[Records from a collection of figures]

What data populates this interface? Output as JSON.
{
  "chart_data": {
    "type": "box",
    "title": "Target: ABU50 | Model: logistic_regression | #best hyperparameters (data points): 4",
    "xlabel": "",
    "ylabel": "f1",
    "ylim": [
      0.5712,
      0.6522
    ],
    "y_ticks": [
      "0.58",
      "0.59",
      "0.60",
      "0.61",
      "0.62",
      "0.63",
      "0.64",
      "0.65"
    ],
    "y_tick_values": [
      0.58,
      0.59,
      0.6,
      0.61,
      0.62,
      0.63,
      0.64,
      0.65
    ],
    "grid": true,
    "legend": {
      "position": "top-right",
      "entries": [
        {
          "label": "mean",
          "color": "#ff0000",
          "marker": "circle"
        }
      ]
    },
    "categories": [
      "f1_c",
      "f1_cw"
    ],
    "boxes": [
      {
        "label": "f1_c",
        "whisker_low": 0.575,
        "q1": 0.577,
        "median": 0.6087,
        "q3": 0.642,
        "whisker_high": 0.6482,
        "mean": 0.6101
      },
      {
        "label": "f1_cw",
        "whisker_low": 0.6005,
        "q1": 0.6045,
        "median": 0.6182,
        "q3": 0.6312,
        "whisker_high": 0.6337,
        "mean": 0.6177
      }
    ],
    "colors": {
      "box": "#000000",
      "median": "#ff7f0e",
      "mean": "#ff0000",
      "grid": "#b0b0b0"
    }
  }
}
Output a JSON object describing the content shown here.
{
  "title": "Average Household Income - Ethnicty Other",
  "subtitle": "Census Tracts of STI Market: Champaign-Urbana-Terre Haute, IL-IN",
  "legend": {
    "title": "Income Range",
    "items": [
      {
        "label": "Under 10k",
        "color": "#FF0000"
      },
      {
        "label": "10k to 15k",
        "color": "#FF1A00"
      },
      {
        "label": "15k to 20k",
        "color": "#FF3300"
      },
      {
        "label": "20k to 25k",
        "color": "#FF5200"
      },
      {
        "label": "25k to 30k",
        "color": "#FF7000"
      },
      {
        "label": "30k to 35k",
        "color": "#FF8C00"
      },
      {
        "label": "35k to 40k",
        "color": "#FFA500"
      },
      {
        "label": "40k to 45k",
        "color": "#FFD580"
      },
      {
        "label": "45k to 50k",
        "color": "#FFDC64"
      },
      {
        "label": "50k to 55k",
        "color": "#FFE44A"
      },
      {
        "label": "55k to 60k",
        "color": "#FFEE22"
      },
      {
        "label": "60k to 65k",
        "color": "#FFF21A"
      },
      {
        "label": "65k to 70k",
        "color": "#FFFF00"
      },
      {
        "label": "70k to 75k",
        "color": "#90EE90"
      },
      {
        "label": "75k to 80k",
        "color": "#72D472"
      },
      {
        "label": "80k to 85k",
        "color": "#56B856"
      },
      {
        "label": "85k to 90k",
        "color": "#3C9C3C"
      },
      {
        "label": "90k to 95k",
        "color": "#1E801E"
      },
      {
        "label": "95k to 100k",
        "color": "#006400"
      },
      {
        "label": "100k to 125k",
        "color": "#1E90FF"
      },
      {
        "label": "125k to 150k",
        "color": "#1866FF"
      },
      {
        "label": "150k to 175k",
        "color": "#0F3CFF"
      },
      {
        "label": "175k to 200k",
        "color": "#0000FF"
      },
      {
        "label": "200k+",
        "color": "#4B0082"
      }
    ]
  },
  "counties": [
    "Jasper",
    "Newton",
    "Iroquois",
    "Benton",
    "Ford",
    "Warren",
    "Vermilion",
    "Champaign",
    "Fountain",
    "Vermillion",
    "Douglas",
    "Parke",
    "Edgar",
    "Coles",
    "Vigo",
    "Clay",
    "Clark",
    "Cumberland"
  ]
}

What you need to do → From the data above, show each line that contains "JSON".

Task result →
What data populates this interface? Output as JSON.
Output a JSON object describing the content shown here.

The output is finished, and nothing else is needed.